* **Material for this exercise**
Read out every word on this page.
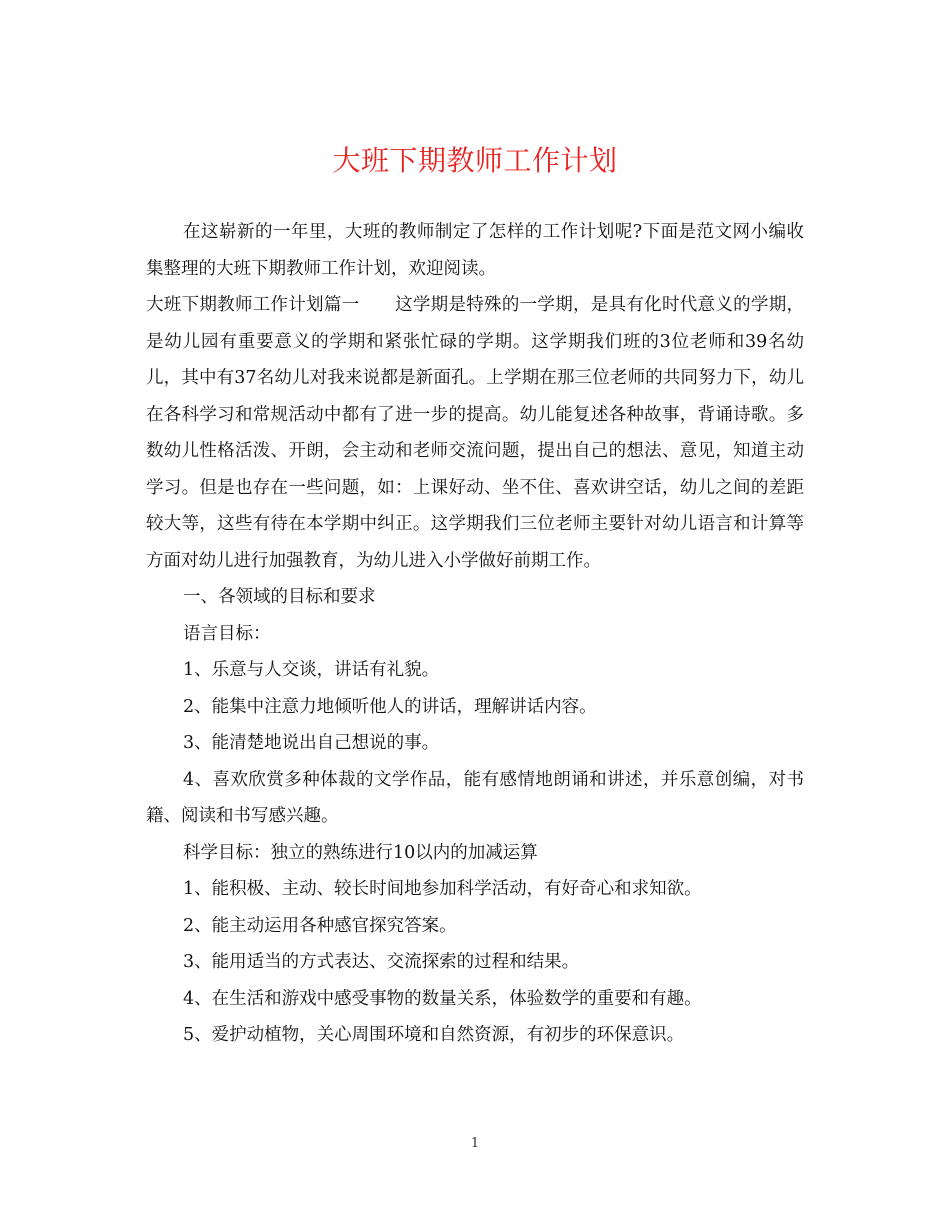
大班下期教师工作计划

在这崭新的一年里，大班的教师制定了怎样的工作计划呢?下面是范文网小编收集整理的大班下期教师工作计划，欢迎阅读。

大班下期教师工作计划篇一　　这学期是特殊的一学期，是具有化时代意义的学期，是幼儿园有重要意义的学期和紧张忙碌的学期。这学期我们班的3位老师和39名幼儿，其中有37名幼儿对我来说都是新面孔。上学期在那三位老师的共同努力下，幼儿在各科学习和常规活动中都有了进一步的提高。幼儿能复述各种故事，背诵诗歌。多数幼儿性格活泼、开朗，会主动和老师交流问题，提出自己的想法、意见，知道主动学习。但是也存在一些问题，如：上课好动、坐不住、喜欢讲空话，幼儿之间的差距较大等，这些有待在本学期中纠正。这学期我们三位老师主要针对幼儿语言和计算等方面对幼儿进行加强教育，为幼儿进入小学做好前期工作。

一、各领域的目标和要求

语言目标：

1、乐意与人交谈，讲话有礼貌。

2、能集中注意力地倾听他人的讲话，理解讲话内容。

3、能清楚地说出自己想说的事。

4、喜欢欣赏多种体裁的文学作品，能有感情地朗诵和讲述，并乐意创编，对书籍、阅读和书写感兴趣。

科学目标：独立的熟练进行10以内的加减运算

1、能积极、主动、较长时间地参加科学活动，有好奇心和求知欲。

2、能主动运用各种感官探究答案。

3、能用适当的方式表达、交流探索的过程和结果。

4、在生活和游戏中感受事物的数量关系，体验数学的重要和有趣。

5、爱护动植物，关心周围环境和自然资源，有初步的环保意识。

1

* * *

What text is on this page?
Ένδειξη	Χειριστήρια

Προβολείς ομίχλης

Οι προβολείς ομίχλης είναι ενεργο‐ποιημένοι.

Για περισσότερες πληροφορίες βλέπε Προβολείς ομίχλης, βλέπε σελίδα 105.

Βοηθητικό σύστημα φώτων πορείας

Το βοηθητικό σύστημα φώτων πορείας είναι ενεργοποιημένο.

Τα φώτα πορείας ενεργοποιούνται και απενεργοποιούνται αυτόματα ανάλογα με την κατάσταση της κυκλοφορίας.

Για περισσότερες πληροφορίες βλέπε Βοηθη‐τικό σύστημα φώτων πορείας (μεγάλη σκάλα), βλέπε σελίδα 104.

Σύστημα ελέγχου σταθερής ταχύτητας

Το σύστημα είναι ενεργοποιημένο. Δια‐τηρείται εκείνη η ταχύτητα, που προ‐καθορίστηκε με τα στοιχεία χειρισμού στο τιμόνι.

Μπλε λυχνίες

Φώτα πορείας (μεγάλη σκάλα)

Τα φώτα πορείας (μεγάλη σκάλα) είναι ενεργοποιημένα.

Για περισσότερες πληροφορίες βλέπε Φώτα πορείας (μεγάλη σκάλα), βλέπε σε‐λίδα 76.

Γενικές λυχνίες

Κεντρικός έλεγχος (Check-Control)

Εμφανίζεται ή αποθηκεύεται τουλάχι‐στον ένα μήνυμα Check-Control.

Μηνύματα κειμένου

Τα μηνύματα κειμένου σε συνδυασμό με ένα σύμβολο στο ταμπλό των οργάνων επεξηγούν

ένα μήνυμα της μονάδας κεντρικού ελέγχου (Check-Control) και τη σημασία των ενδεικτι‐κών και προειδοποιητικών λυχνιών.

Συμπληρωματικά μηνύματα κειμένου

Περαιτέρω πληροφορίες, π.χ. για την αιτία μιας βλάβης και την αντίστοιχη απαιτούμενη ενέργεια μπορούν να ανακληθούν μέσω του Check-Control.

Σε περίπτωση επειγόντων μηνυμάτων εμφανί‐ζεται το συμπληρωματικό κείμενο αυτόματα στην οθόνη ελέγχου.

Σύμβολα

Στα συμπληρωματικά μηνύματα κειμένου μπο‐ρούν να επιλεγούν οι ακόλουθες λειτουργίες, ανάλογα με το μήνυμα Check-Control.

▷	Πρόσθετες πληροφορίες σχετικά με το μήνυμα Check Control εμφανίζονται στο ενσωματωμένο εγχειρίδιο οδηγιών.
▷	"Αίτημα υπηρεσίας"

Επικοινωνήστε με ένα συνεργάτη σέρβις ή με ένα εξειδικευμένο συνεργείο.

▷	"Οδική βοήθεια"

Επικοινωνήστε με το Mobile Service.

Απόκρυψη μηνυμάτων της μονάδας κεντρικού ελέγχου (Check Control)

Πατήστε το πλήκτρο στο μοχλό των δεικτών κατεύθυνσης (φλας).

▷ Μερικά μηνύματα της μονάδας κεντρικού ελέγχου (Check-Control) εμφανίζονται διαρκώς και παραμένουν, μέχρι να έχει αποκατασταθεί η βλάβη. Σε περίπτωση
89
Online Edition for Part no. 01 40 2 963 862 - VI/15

==

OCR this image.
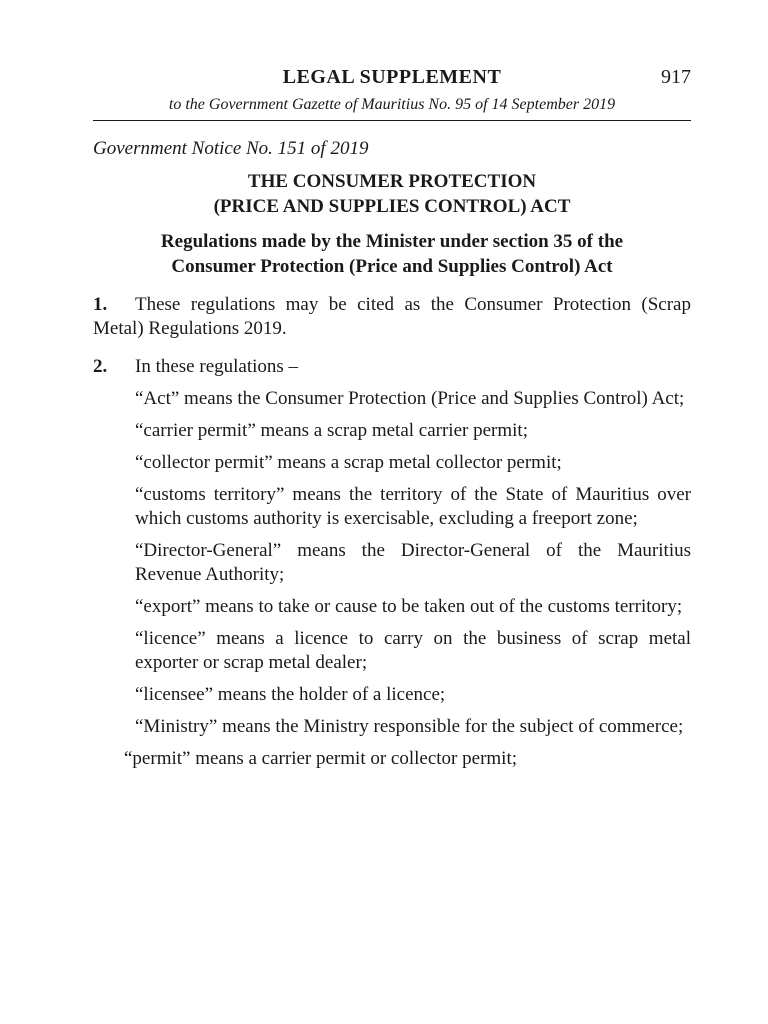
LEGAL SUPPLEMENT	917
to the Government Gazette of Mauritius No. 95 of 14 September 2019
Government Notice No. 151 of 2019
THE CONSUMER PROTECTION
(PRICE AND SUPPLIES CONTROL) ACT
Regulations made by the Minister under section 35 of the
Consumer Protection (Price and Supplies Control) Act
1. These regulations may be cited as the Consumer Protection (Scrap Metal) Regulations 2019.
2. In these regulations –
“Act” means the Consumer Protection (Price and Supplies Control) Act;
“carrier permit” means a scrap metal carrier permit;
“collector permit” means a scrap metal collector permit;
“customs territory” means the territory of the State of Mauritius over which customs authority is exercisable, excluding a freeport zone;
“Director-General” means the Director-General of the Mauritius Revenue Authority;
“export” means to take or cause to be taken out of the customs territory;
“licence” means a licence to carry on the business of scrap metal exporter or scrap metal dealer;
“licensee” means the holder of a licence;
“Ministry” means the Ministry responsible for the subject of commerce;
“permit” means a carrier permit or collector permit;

* **Stated task**
Write down every line of the data above that includes the string "collector".

* **Output for this exercise**
“collector permit” means a scrap metal collector permit;
“permit” means a carrier permit or collector permit;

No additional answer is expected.